EXERCISE DIRECTIONS
Set down all of the entries word for word, omitting the images they contain.

DATA SHOWN
• • •

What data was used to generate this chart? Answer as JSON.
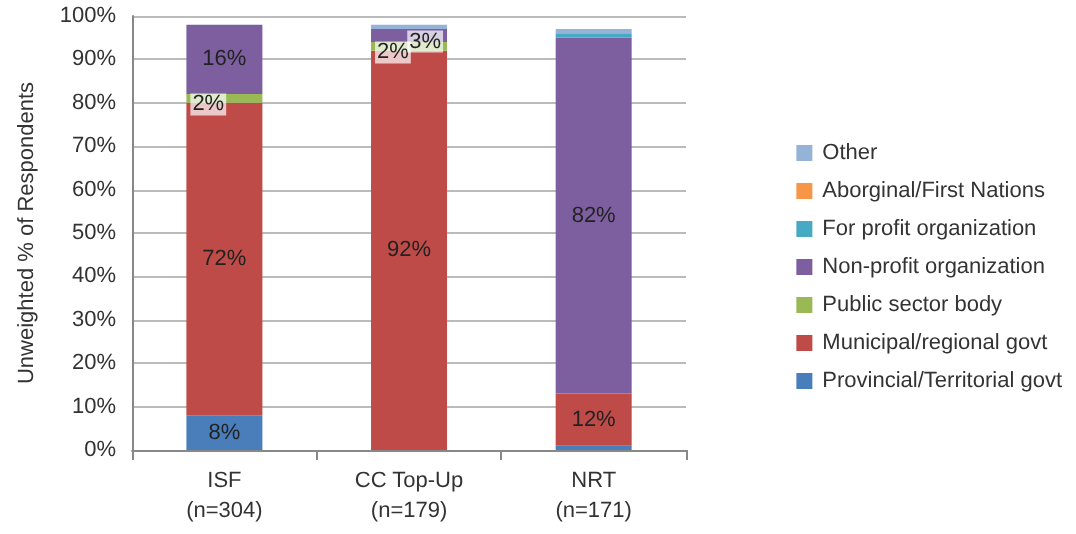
{
  "chart_data": {
    "type": "bar",
    "stacked": true,
    "ylabel": "Unweighted % of Respondents",
    "categories": [
      "ISF\n(n=304)",
      "CC Top-Up\n(n=179)",
      "NRT\n(n=171)"
    ],
    "series": [
      {
        "name": "Provincial/Territorial govt",
        "color": "#4a7ebb",
        "values": [
          8,
          0,
          1
        ],
        "value_labels": [
          "8%",
          null,
          null
        ]
      },
      {
        "name": "Municipal/regional govt",
        "color": "#be4b48",
        "values": [
          72,
          92,
          12
        ],
        "value_labels": [
          "72%",
          "92%",
          "12%"
        ]
      },
      {
        "name": "Public sector body",
        "color": "#98b954",
        "values": [
          2,
          2,
          0
        ],
        "value_labels": [
          "2%",
          "2%",
          null
        ]
      },
      {
        "name": "Non-profit organization",
        "color": "#7d5fa0",
        "values": [
          16,
          3,
          82
        ],
        "value_labels": [
          "16%",
          "3%",
          "82%"
        ]
      },
      {
        "name": "For profit organization",
        "color": "#46aac5",
        "values": [
          0,
          0,
          1
        ],
        "value_labels": [
          null,
          null,
          null
        ]
      },
      {
        "name": "Aborginal/First Nations",
        "color": "#f79646",
        "values": [
          0,
          0,
          0
        ],
        "value_labels": [
          null,
          null,
          null
        ]
      },
      {
        "name": "Other",
        "color": "#95b3d7",
        "values": [
          0,
          1,
          1
        ],
        "value_labels": [
          null,
          null,
          null
        ]
      }
    ],
    "ylim": [
      0,
      100
    ],
    "yticks": [
      {
        "value": 0,
        "label": "0%"
      },
      {
        "value": 10,
        "label": "10%"
      },
      {
        "value": 20,
        "label": "20%"
      },
      {
        "value": 30,
        "label": "30%"
      },
      {
        "value": 40,
        "label": "40%"
      },
      {
        "value": 50,
        "label": "50%"
      },
      {
        "value": 60,
        "label": "60%"
      },
      {
        "value": 70,
        "label": "70%"
      },
      {
        "value": 80,
        "label": "80%"
      },
      {
        "value": 90,
        "label": "90%"
      },
      {
        "value": 100,
        "label": "100%"
      }
    ],
    "grid": "y",
    "legend": "right"
  }
}
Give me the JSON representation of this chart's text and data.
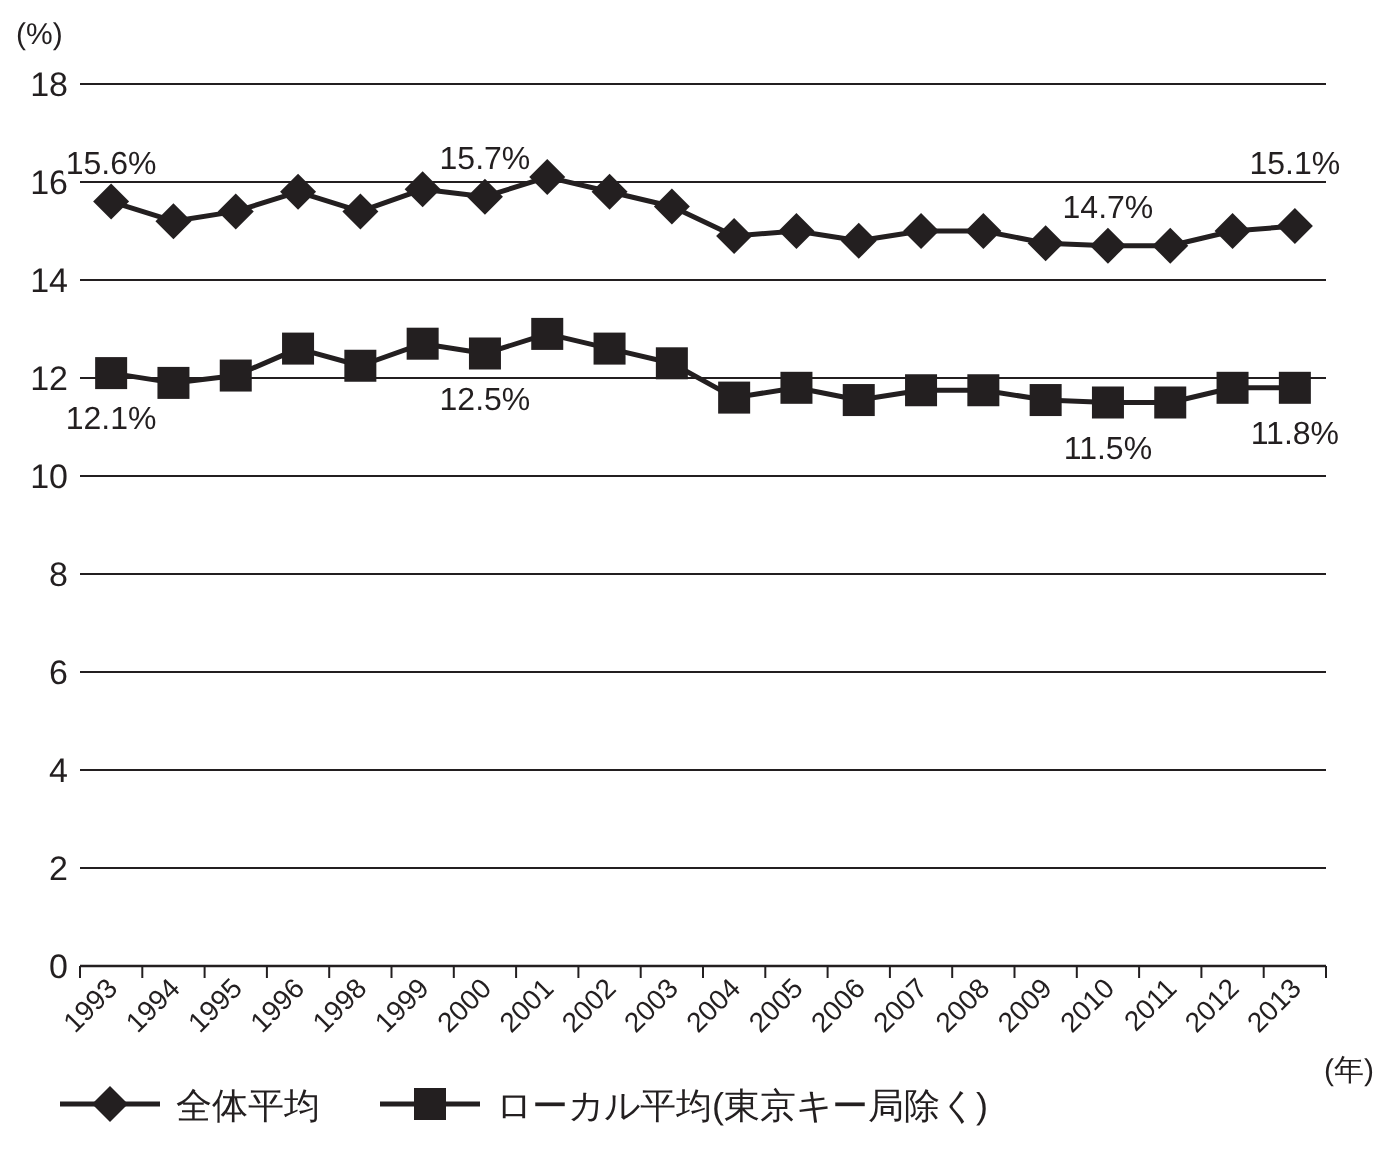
{
  "chart_data": {
    "type": "line",
    "ylabel": "(%)",
    "xlabel": "(年)",
    "categories": [
      "1993",
      "1994",
      "1995",
      "1996",
      "1998",
      "1999",
      "2000",
      "2001",
      "2002",
      "2003",
      "2004",
      "2005",
      "2006",
      "2007",
      "2008",
      "2009",
      "2010",
      "2011",
      "2012",
      "2013"
    ],
    "series": [
      {
        "name": "全体平均",
        "color": "#231f20",
        "marker": "diamond",
        "values": [
          15.6,
          15.2,
          15.4,
          15.8,
          15.4,
          15.85,
          15.7,
          16.1,
          15.8,
          15.5,
          14.9,
          15.0,
          14.8,
          15.0,
          15.0,
          14.75,
          14.7,
          14.7,
          15.0,
          15.1
        ],
        "value_labels": [
          "15.6%",
          null,
          null,
          null,
          null,
          null,
          "15.7%",
          null,
          null,
          null,
          null,
          null,
          null,
          null,
          null,
          null,
          "14.7%",
          null,
          null,
          "15.1%"
        ]
      },
      {
        "name": "ローカル平均(東京キー局除く)",
        "color": "#231f20",
        "marker": "square",
        "values": [
          12.1,
          11.9,
          12.05,
          12.6,
          12.25,
          12.7,
          12.5,
          12.9,
          12.6,
          12.3,
          11.6,
          11.8,
          11.55,
          11.75,
          11.75,
          11.55,
          11.5,
          11.5,
          11.8,
          11.8
        ],
        "value_labels": [
          "12.1%",
          null,
          null,
          null,
          null,
          null,
          "12.5%",
          null,
          null,
          null,
          null,
          null,
          null,
          null,
          null,
          null,
          "11.5%",
          null,
          null,
          "11.8%"
        ]
      }
    ],
    "ylim": [
      0,
      18
    ],
    "yticks": [
      0,
      2,
      4,
      6,
      8,
      10,
      12,
      14,
      16,
      18
    ],
    "grid": "y",
    "legend": "bottom"
  }
}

• • •

RIGHT ANSWER
What data was used to generate this chart? Answer as JSON.
{
  "chart_data": {
    "type": "bar",
    "stacked": true,
    "ylabel": "Unweighted % of Respondents",
    "categories": [
      "ISF\n(n=304)",
      "CC Top-Up\n(n=179)",
      "NRT\n(n=171)"
    ],
    "series": [
      {
        "name": "Provincial/Territorial govt",
        "color": "#4a7ebb",
        "values": [
          8,
          0,
          1
        ],
        "value_labels": [
          "8%",
          null,
          null
        ]
      },
      {
        "name": "Municipal/regional govt",
        "color": "#be4b48",
        "values": [
          72,
          92,
          12
        ],
        "value_labels": [
          "72%",
          "92%",
          "12%"
        ]
      },
      {
        "name": "Public sector body",
        "color": "#98b954",
        "values": [
          2,
          2,
          0
        ],
        "value_labels": [
          "2%",
          "2%",
          null
        ]
      },
      {
        "name": "Non-profit organization",
        "color": "#7d5fa0",
        "values": [
          16,
          3,
          82
        ],
        "value_labels": [
          "16%",
          "3%",
          "82%"
        ]
      },
      {
        "name": "For profit organization",
        "color": "#46aac5",
        "values": [
          0,
          0,
          1
        ],
        "value_labels": [
          null,
          null,
          null
        ]
      },
      {
        "name": "Aborginal/First Nations",
        "color": "#f79646",
        "values": [
          0,
          0,
          0
        ],
        "value_labels": [
          null,
          null,
          null
        ]
      },
      {
        "name": "Other",
        "color": "#95b3d7",
        "values": [
          0,
          1,
          1
        ],
        "value_labels": [
          null,
          null,
          null
        ]
      }
    ],
    "ylim": [
      0,
      100
    ],
    "yticks": [
      {
        "value": 0,
        "label": "0%"
      },
      {
        "value": 10,
        "label": "10%"
      },
      {
        "value": 20,
        "label": "20%"
      },
      {
        "value": 30,
        "label": "30%"
      },
      {
        "value": 40,
        "label": "40%"
      },
      {
        "value": 50,
        "label": "50%"
      },
      {
        "value": 60,
        "label": "60%"
      },
      {
        "value": 70,
        "label": "70%"
      },
      {
        "value": 80,
        "label": "80%"
      },
      {
        "value": 90,
        "label": "90%"
      },
      {
        "value": 100,
        "label": "100%"
      }
    ],
    "grid": "y",
    "legend": "right"
  }
}
Give me the JSON representation of this chart's text and data.
{
  "chart_data": {
    "type": "line",
    "ylabel": "(%)",
    "xlabel": "(年)",
    "categories": [
      "1993",
      "1994",
      "1995",
      "1996",
      "1998",
      "1999",
      "2000",
      "2001",
      "2002",
      "2003",
      "2004",
      "2005",
      "2006",
      "2007",
      "2008",
      "2009",
      "2010",
      "2011",
      "2012",
      "2013"
    ],
    "series": [
      {
        "name": "全体平均",
        "color": "#231f20",
        "marker": "diamond",
        "values": [
          15.6,
          15.2,
          15.4,
          15.8,
          15.4,
          15.85,
          15.7,
          16.1,
          15.8,
          15.5,
          14.9,
          15.0,
          14.8,
          15.0,
          15.0,
          14.75,
          14.7,
          14.7,
          15.0,
          15.1
        ],
        "value_labels": [
          "15.6%",
          null,
          null,
          null,
          null,
          null,
          "15.7%",
          null,
          null,
          null,
          null,
          null,
          null,
          null,
          null,
          null,
          "14.7%",
          null,
          null,
          "15.1%"
        ]
      },
      {
        "name": "ローカル平均(東京キー局除く)",
        "color": "#231f20",
        "marker": "square",
        "values": [
          12.1,
          11.9,
          12.05,
          12.6,
          12.25,
          12.7,
          12.5,
          12.9,
          12.6,
          12.3,
          11.6,
          11.8,
          11.55,
          11.75,
          11.75,
          11.55,
          11.5,
          11.5,
          11.8,
          11.8
        ],
        "value_labels": [
          "12.1%",
          null,
          null,
          null,
          null,
          null,
          "12.5%",
          null,
          null,
          null,
          null,
          null,
          null,
          null,
          null,
          null,
          "11.5%",
          null,
          null,
          "11.8%"
        ]
      }
    ],
    "ylim": [
      0,
      18
    ],
    "yticks": [
      0,
      2,
      4,
      6,
      8,
      10,
      12,
      14,
      16,
      18
    ],
    "grid": "y",
    "legend": "bottom"
  }
}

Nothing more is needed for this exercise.